● **Data records**:
-- start --
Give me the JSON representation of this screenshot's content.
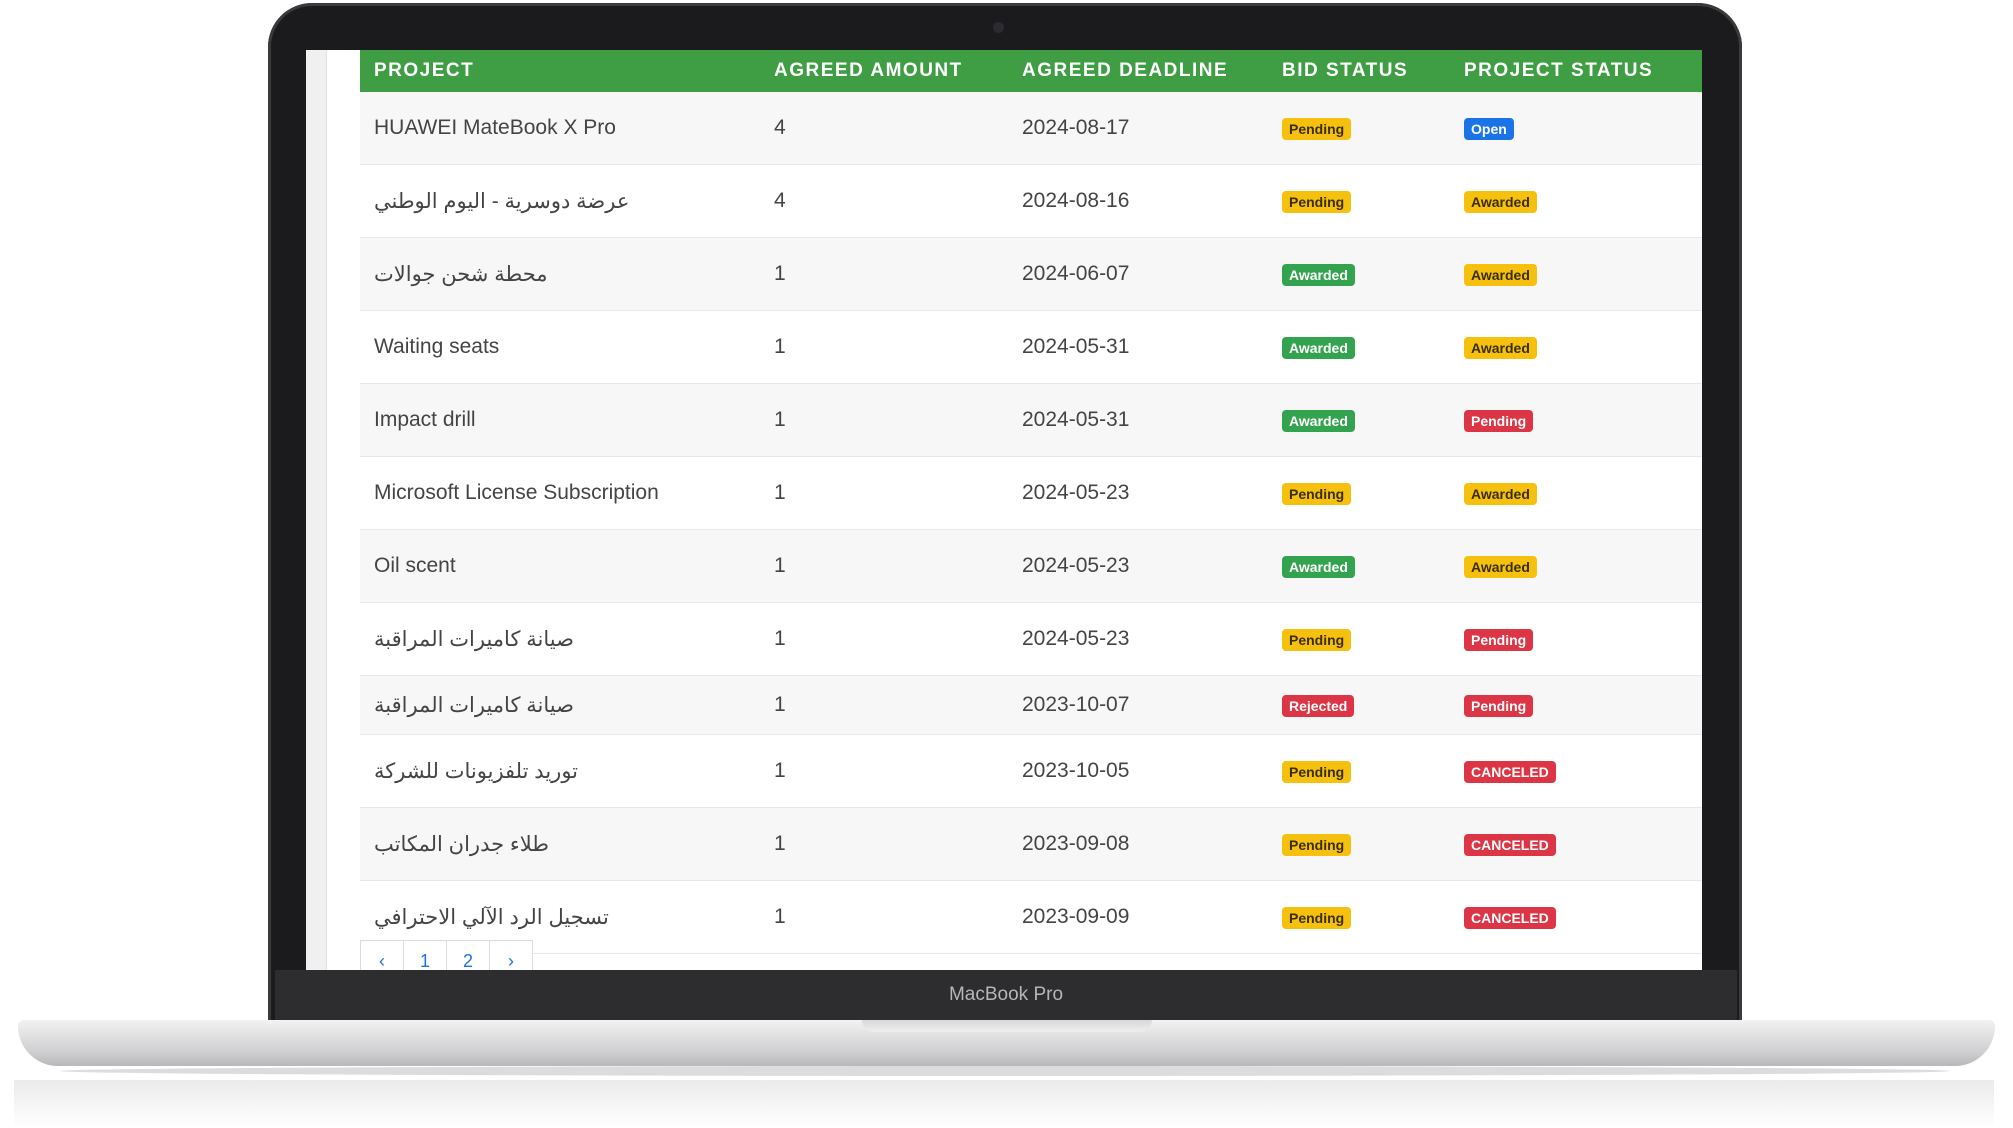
{
  "table": {
    "headers": [
      "PROJECT",
      "AGREED AMOUNT",
      "AGREED DEADLINE",
      "BID STATUS",
      "PROJECT STATUS"
    ],
    "rows": [
      {
        "project": "HUAWEI MateBook X Pro",
        "amount": "4",
        "deadline": "2024-08-17",
        "bid": "Pending",
        "bid_style": "pending-y",
        "status": "Open",
        "status_style": "open-b"
      },
      {
        "project": "عرضة دوسرية - اليوم الوطني",
        "amount": "4",
        "deadline": "2024-08-16",
        "bid": "Pending",
        "bid_style": "pending-y",
        "status": "Awarded",
        "status_style": "awarded-y"
      },
      {
        "project": "محطة شحن جوالات",
        "amount": "1",
        "deadline": "2024-06-07",
        "bid": "Awarded",
        "bid_style": "awarded-g",
        "status": "Awarded",
        "status_style": "awarded-y"
      },
      {
        "project": "Waiting seats",
        "amount": "1",
        "deadline": "2024-05-31",
        "bid": "Awarded",
        "bid_style": "awarded-g",
        "status": "Awarded",
        "status_style": "awarded-y"
      },
      {
        "project": "Impact drill",
        "amount": "1",
        "deadline": "2024-05-31",
        "bid": "Awarded",
        "bid_style": "awarded-g",
        "status": "Pending",
        "status_style": "pending-r"
      },
      {
        "project": "Microsoft License Subscription",
        "amount": "1",
        "deadline": "2024-05-23",
        "bid": "Pending",
        "bid_style": "pending-y",
        "status": "Awarded",
        "status_style": "awarded-y"
      },
      {
        "project": "Oil scent",
        "amount": "1",
        "deadline": "2024-05-23",
        "bid": "Awarded",
        "bid_style": "awarded-g",
        "status": "Awarded",
        "status_style": "awarded-y"
      },
      {
        "project": "صيانة كاميرات المراقبة",
        "amount": "1",
        "deadline": "2024-05-23",
        "bid": "Pending",
        "bid_style": "pending-y",
        "status": "Pending",
        "status_style": "pending-r"
      },
      {
        "project": "صيانة كاميرات المراقبة",
        "amount": "1",
        "deadline": "2023-10-07",
        "bid": "Rejected",
        "bid_style": "rejected-r",
        "status": "Pending",
        "status_style": "pending-r"
      },
      {
        "project": "توريد تلفزيونات للشركة",
        "amount": "1",
        "deadline": "2023-10-05",
        "bid": "Pending",
        "bid_style": "pending-y",
        "status": "CANCELED",
        "status_style": "canceled-r"
      },
      {
        "project": "طلاء جدران المكاتب",
        "amount": "1",
        "deadline": "2023-09-08",
        "bid": "Pending",
        "bid_style": "pending-y",
        "status": "CANCELED",
        "status_style": "canceled-r"
      },
      {
        "project": "تسجيل الرد الآلي الاحترافي",
        "amount": "1",
        "deadline": "2023-09-09",
        "bid": "Pending",
        "bid_style": "pending-y",
        "status": "CANCELED",
        "status_style": "canceled-r"
      }
    ]
  },
  "pagination": [
    "‹",
    "1",
    "2",
    "›"
  ],
  "device": {
    "brand_label": "MacBook Pro"
  },
  "colors": {
    "header_green": "#3f9e43",
    "pending_yellow": "#f6c10e",
    "awarded_green": "#34a34f",
    "danger_red": "#dc3545",
    "open_blue": "#1b73e8"
  }
}
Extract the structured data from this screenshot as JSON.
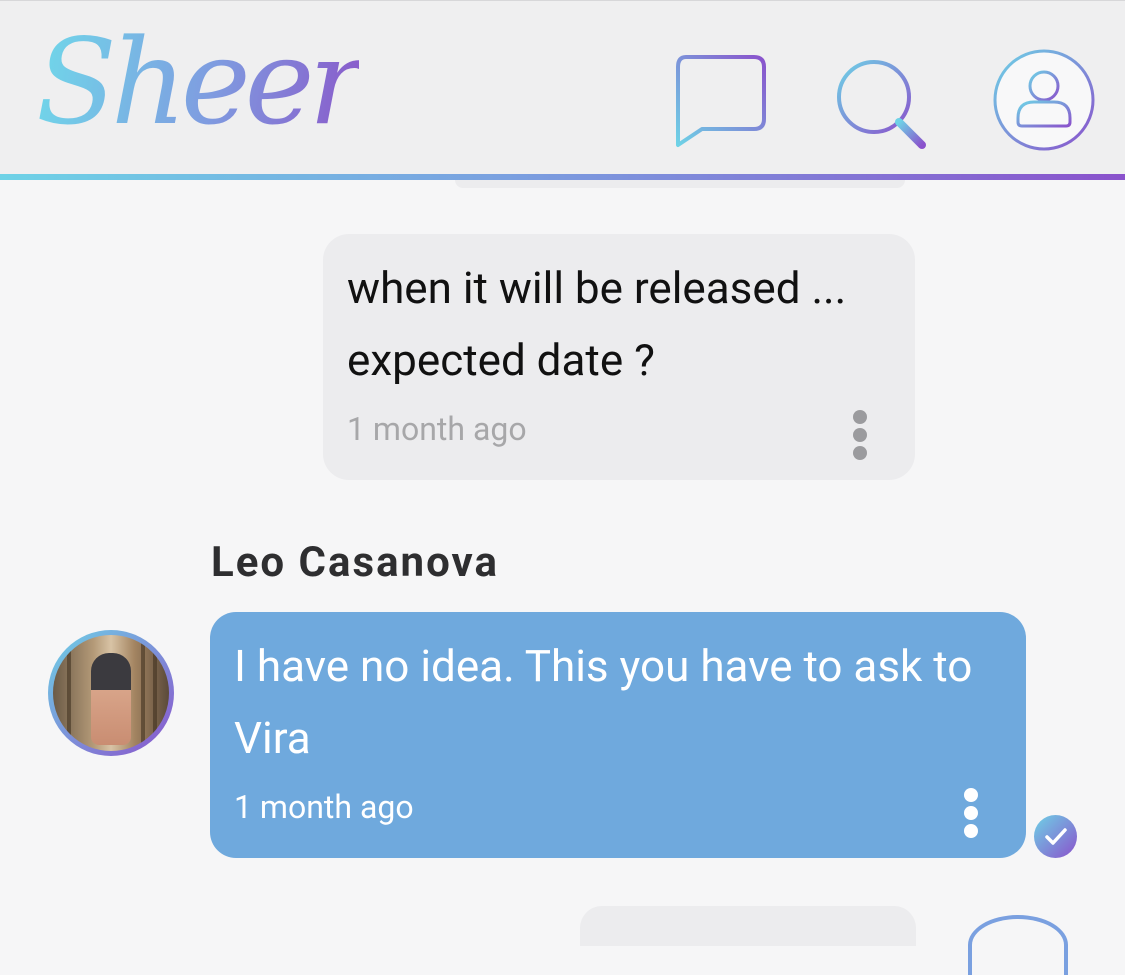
{
  "header": {
    "logo_text": "Sheer",
    "icons": [
      "chat-menu-icon",
      "search-icon",
      "profile-icon"
    ]
  },
  "messages": [
    {
      "direction": "outgoing",
      "text": "when it will be released ... expected date ?",
      "time": "1 month ago"
    },
    {
      "direction": "incoming",
      "sender": "Leo Casanova",
      "text": "I have no idea. This you have to ask to Vira",
      "time": "1 month ago",
      "read": true
    }
  ],
  "colors": {
    "accent_start": "#6ed2e6",
    "accent_end": "#8a52cc",
    "incoming_bubble": "#6fa9dd",
    "outgoing_bubble": "#ececee"
  }
}
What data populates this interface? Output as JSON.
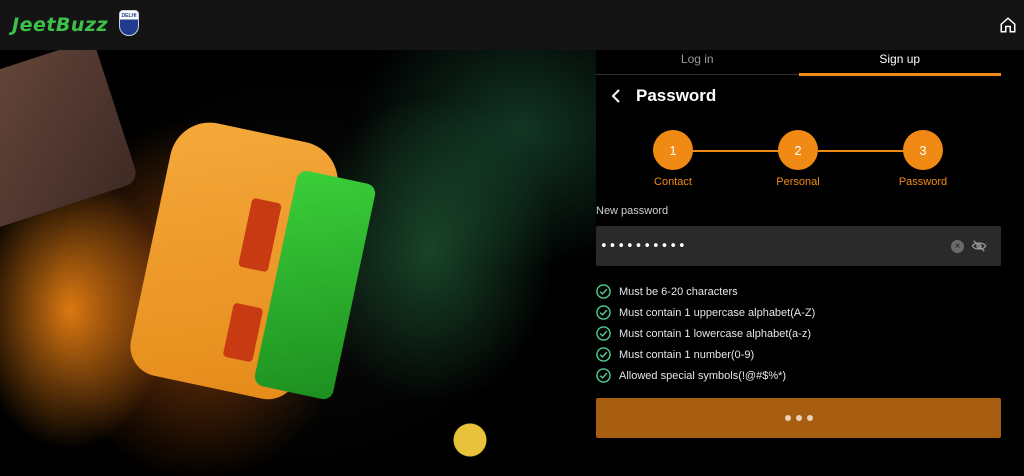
{
  "header": {
    "brand": "JeetBuzz",
    "badge_text": "DELHI",
    "home_icon": "home-icon"
  },
  "auth": {
    "tabs": [
      {
        "label": "Log in",
        "active": false
      },
      {
        "label": "Sign up",
        "active": true
      }
    ],
    "title": "Password",
    "steps": [
      {
        "number": "1",
        "label": "Contact"
      },
      {
        "number": "2",
        "label": "Personal"
      },
      {
        "number": "3",
        "label": "Password"
      }
    ],
    "password": {
      "label": "New password",
      "value": "••••••••••"
    },
    "rules": [
      "Must be 6-20 characters",
      "Must contain 1 uppercase alphabet(A-Z)",
      "Must contain 1 lowercase alphabet(a-z)",
      "Must contain 1 number(0-9)",
      "Allowed special symbols(!@#$%*)"
    ],
    "accent_color": "#f08a14",
    "check_color": "#4fcf8f"
  }
}
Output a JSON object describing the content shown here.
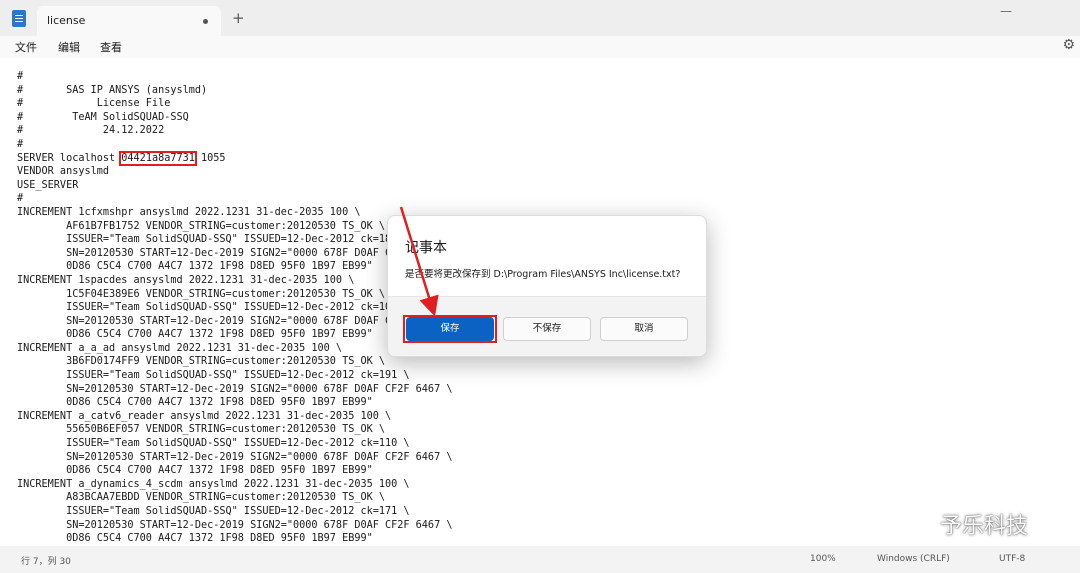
{
  "window": {
    "tab_title": "license",
    "new_tab_symbol": "+",
    "minimize_symbol": "—"
  },
  "menu": {
    "file": "文件",
    "edit": "编辑",
    "view": "查看"
  },
  "editor": {
    "lines": [
      "#",
      "#       SAS IP ANSYS (ansyslmd)",
      "#            License File",
      "#        TeAM SolidSQUAD-SSQ",
      "#             24.12.2022",
      "#",
      "SERVER localhost ",
      "VENDOR ansyslmd",
      "USE_SERVER",
      "#",
      "INCREMENT 1cfxmshpr ansyslmd 2022.1231 31-dec-2035 100 \\",
      "        AF61B7FB1752 VENDOR_STRING=customer:20120530 TS_OK \\",
      "        ISSUER=\"Team SolidSQUAD-SSQ\" ISSUED=12-Dec-2012 ck=18",
      "        SN=20120530 START=12-Dec-2019 SIGN2=\"0000 678F D0AF C",
      "        0D86 C5C4 C700 A4C7 1372 1F98 D8ED 95F0 1B97 EB99\"",
      "INCREMENT 1spacdes ansyslmd 2022.1231 31-dec-2035 100 \\",
      "        1C5F04E389E6 VENDOR_STRING=customer:20120530 TS_OK \\",
      "        ISSUER=\"Team SolidSQUAD-SSQ\" ISSUED=12-Dec-2012 ck=10",
      "        SN=20120530 START=12-Dec-2019 SIGN2=\"0000 678F D0AF C",
      "        0D86 C5C4 C700 A4C7 1372 1F98 D8ED 95F0 1B97 EB99\"",
      "INCREMENT a_a_ad ansyslmd 2022.1231 31-dec-2035 100 \\",
      "        3B6FD0174FF9 VENDOR_STRING=customer:20120530 TS_OK \\",
      "        ISSUER=\"Team SolidSQUAD-SSQ\" ISSUED=12-Dec-2012 ck=191 \\",
      "        SN=20120530 START=12-Dec-2019 SIGN2=\"0000 678F D0AF CF2F 6467 \\",
      "        0D86 C5C4 C700 A4C7 1372 1F98 D8ED 95F0 1B97 EB99\"",
      "INCREMENT a_catv6_reader ansyslmd 2022.1231 31-dec-2035 100 \\",
      "        55650B6EF057 VENDOR_STRING=customer:20120530 TS_OK \\",
      "        ISSUER=\"Team SolidSQUAD-SSQ\" ISSUED=12-Dec-2012 ck=110 \\",
      "        SN=20120530 START=12-Dec-2019 SIGN2=\"0000 678F D0AF CF2F 6467 \\",
      "        0D86 C5C4 C700 A4C7 1372 1F98 D8ED 95F0 1B97 EB99\"",
      "INCREMENT a_dynamics_4_scdm ansyslmd 2022.1231 31-dec-2035 100 \\",
      "        A83BCAA7EBDD VENDOR_STRING=customer:20120530 TS_OK \\",
      "        ISSUER=\"Team SolidSQUAD-SSQ\" ISSUED=12-Dec-2012 ck=171 \\",
      "        SN=20120530 START=12-Dec-2019 SIGN2=\"0000 678F D0AF CF2F 6467 \\",
      "        0D86 C5C4 C700 A4C7 1372 1F98 D8ED 95F0 1B97 EB99\""
    ],
    "server_hostid": "04421a8a7731",
    "server_port": " 1055"
  },
  "status": {
    "position": "行 7，列 30",
    "zoom": "100%",
    "line_ending": "Windows (CRLF)",
    "encoding": "UTF-8"
  },
  "dialog": {
    "title": "记事本",
    "message": "是否要将更改保存到 D:\\Program Files\\ANSYS Inc\\license.txt?",
    "save": "保存",
    "dont_save": "不保存",
    "cancel": "取消"
  },
  "watermark": {
    "text": "予乐科技"
  },
  "colors": {
    "accent": "#0b62c2",
    "annotation": "#e02020"
  }
}
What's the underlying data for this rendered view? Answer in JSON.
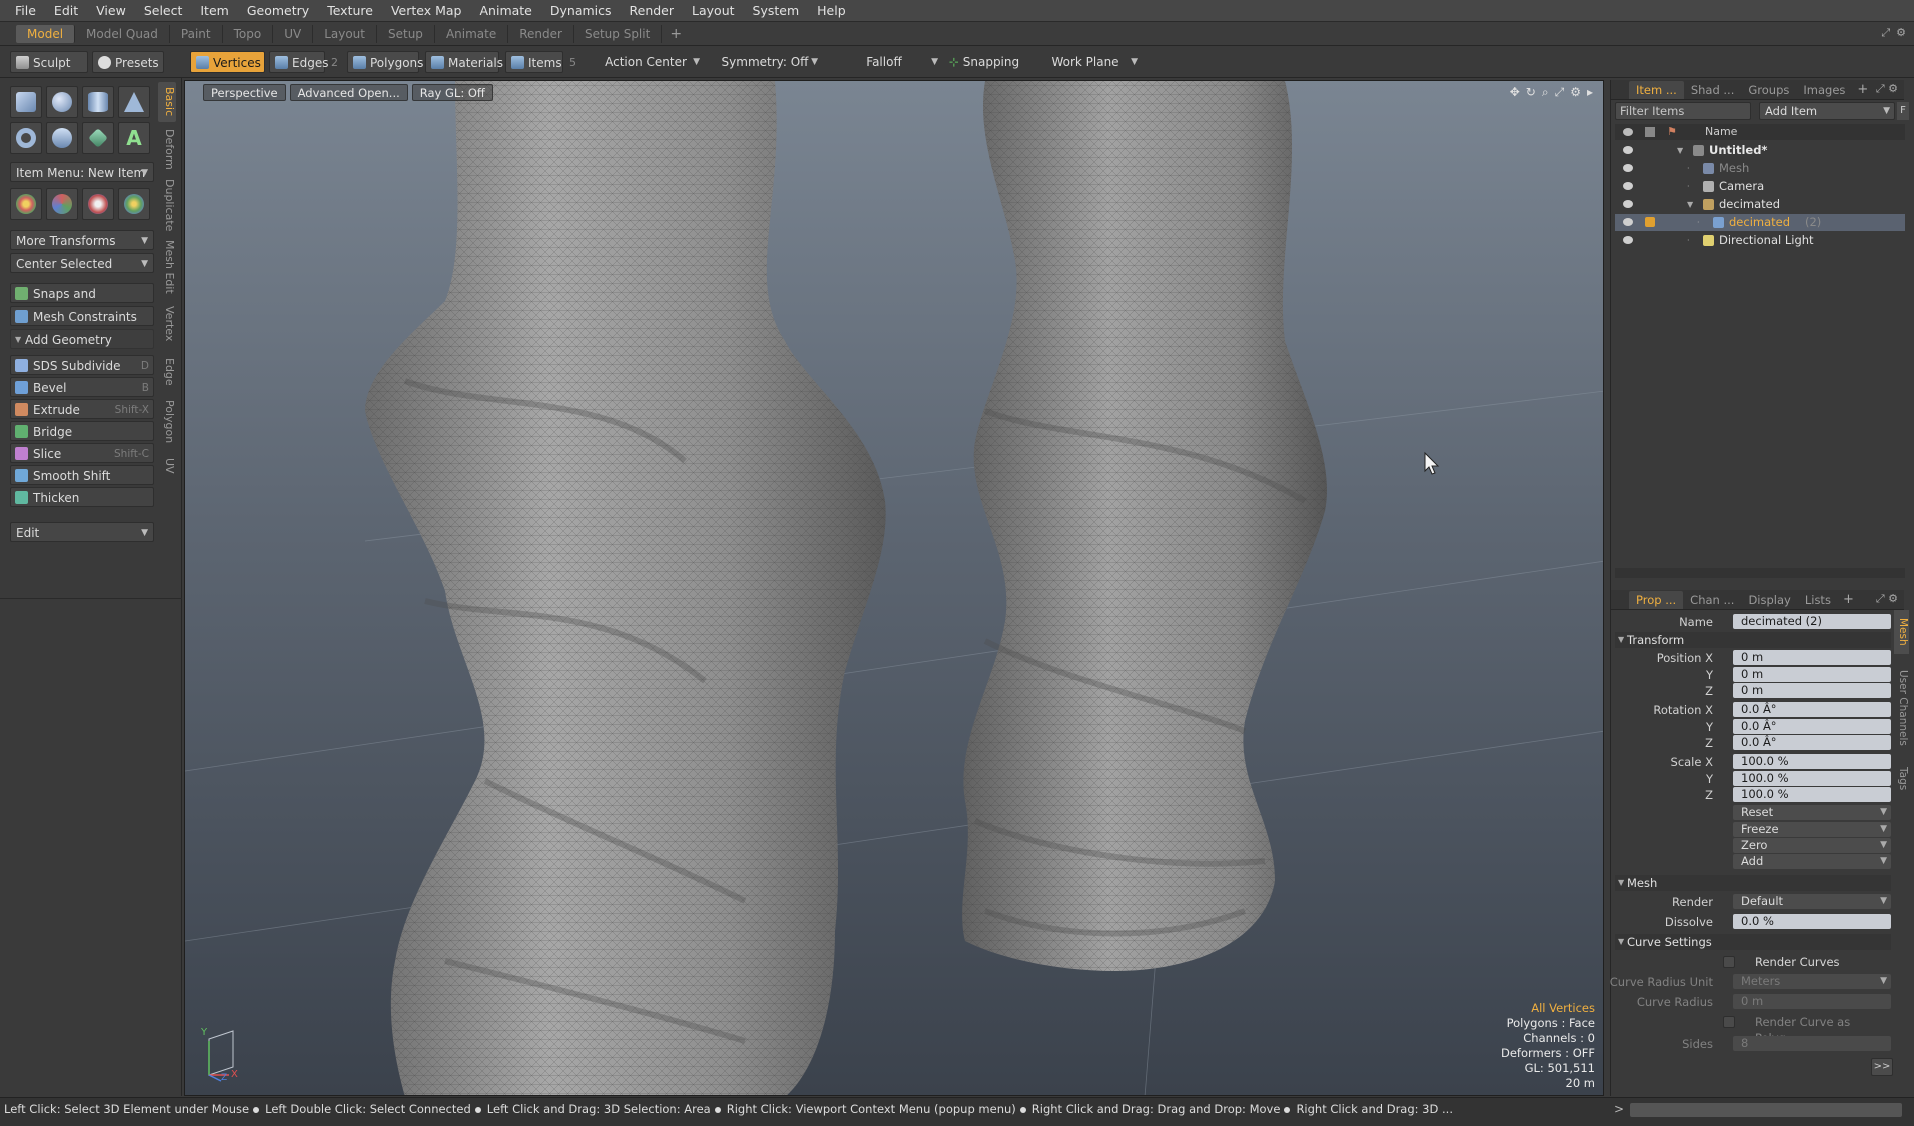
-- end --
● **WHAT IS NEEDED**: Pull every line containing the word "customer" out of the material and copy it.

● **EXERCISE OUTPUT**:
      "        AF61B7FB1752 VENDOR_STRING=customer:20120530 TS_OK \\",
      "        1C5F04E389E6 VENDOR_STRING=customer:20120530 TS_OK \\",
      "        3B6FD0174FF9 VENDOR_STRING=customer:20120530 TS_OK \\",
      "        55650B6EF057 VENDOR_STRING=customer:20120530 TS_OK \\",
      "        A83BCAA7EBDD VENDOR_STRING=customer:20120530 TS_OK \\",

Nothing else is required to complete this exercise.